[Records from a dataset]
********************

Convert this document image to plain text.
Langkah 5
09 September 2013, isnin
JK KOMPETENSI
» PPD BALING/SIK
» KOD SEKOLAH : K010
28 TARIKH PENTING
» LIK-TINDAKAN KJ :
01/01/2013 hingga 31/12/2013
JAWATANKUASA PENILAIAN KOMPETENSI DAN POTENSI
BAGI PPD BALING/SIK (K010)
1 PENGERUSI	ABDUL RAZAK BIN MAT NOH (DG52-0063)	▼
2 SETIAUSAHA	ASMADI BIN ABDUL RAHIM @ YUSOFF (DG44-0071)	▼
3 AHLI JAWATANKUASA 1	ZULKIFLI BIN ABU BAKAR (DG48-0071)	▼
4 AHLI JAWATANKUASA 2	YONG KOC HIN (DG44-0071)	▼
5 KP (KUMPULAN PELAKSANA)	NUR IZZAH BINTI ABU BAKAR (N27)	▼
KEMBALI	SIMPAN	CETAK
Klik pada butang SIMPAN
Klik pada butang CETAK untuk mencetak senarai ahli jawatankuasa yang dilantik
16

********************

» **Request**:
Copy out each line above, character for character.

» **Task response**:
Convert this document image to plain text.
Langkah 5
09 September 2013, isnin
JK KOMPETENSI
» PPD BALING/SIK
» KOD SEKOLAH : K010
28 TARIKH PENTING
» LIK-TINDAKAN KJ :
01/01/2013 hingga 31/12/2013
JAWATANKUASA PENILAIAN KOMPETENSI DAN POTENSI
BAGI PPD BALING/SIK (K010)
1 PENGERUSI	ABDUL RAZAK BIN MAT NOH (DG52-0063)	▼
2 SETIAUSAHA	ASMADI BIN ABDUL RAHIM @ YUSOFF (DG44-0071)	▼
3 AHLI JAWATANKUASA 1	ZULKIFLI BIN ABU BAKAR (DG48-0071)	▼
4 AHLI JAWATANKUASA 2	YONG KOC HIN (DG44-0071)	▼
5 KP (KUMPULAN PELAKSANA)	NUR IZZAH BINTI ABU BAKAR (N27)	▼
KEMBALI	SIMPAN	CETAK
Klik pada butang SIMPAN
Klik pada butang CETAK untuk mencetak senarai ahli jawatankuasa yang dilantik
16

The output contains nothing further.